▸ **DIRECTIONS FOR THIS TASK**
Transcribe the listing in full, excluding any pictures.

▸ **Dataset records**
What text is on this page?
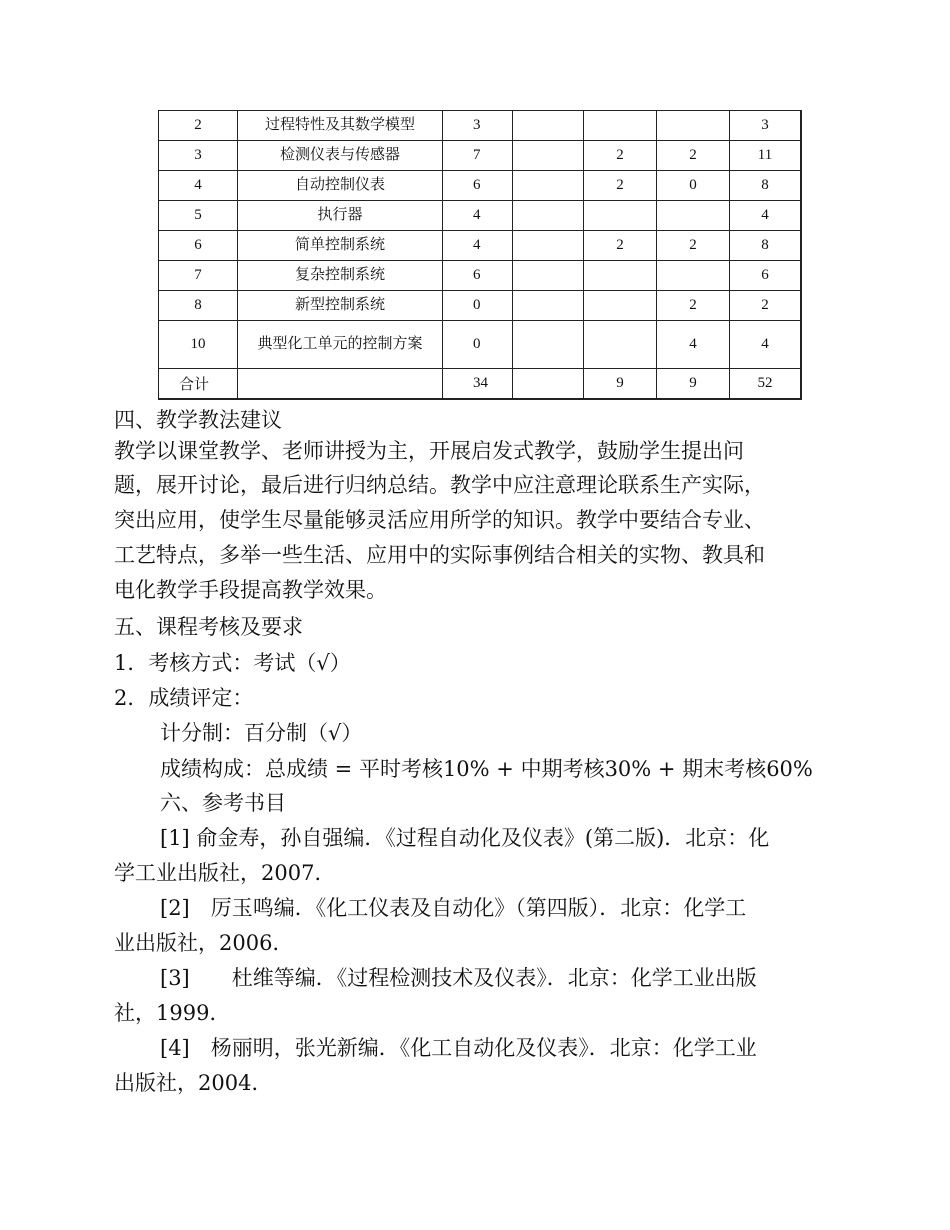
2	过程特性及其数学模型	3				3
3	检测仪表与传感器	7		2	2	11
4	自动控制仪表	6		2	0	8
5	执行器	4				4
6	简单控制系统	4		2	2	8
7	复杂控制系统	6				6
8	新型控制系统	0			2	2
10	典型化工单元的控制方案	0			4	4
合计		34		9	9	52
四、教学教法建议
教学以课堂教学、老师讲授为主，开展启发式教学，鼓励学生提出问
题，展开讨论，最后进行归纳总结。教学中应注意理论联系生产实际，
突出应用，使学生尽量能够灵活应用所学的知识。教学中要结合专业、
工艺特点，多举一些生活、应用中的实际事例结合相关的实物、教具和
电化教学手段提高教学效果。
五、课程考核及要求
1．考核方式：考试（√）
2．成绩评定：
计分制：百分制（√）
成绩构成：总成绩 = 平时考核10% + 中期考核30% + 期末考核60%
六、参考书目
[1] 俞金寿，孙自强编．《过程自动化及仪表》(第二版)．北京：化
学工业出版社，2007．
[2]　厉玉鸣编．《化工仪表及自动化》（第四版）．北京：化学工
业出版社，2006．
[3]　　杜维等编．《过程检测技术及仪表》．北京：化学工业出版
社，1999．
[4]　杨丽明，张光新编．《化工自动化及仪表》．北京：化学工业
出版社，2004．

▸ **OUTPUT FOR THIS TASK**
What text is on this page?
2	过程特性及其数学模型	3				3
3	检测仪表与传感器	7		2	2	11
4	自动控制仪表	6		2	0	8
5	执行器	4				4
6	简单控制系统	4		2	2	8
7	复杂控制系统	6				6
8	新型控制系统	0			2	2
10	典型化工单元的控制方案	0			4	4
合计		34		9	9	52
四、教学教法建议
教学以课堂教学、老师讲授为主，开展启发式教学，鼓励学生提出问
题，展开讨论，最后进行归纳总结。教学中应注意理论联系生产实际，
突出应用，使学生尽量能够灵活应用所学的知识。教学中要结合专业、
工艺特点，多举一些生活、应用中的实际事例结合相关的实物、教具和
电化教学手段提高教学效果。
五、课程考核及要求
1．考核方式：考试（√）
2．成绩评定：
计分制：百分制（√）
成绩构成：总成绩 = 平时考核10% + 中期考核30% + 期末考核60%
六、参考书目
[1] 俞金寿，孙自强编．《过程自动化及仪表》(第二版)．北京：化
学工业出版社，2007．
[2]　厉玉鸣编．《化工仪表及自动化》（第四版）．北京：化学工
业出版社，2006．
[3]　　杜维等编．《过程检测技术及仪表》．北京：化学工业出版
社，1999．
[4]　杨丽明，张光新编．《化工自动化及仪表》．北京：化学工业
出版社，2004．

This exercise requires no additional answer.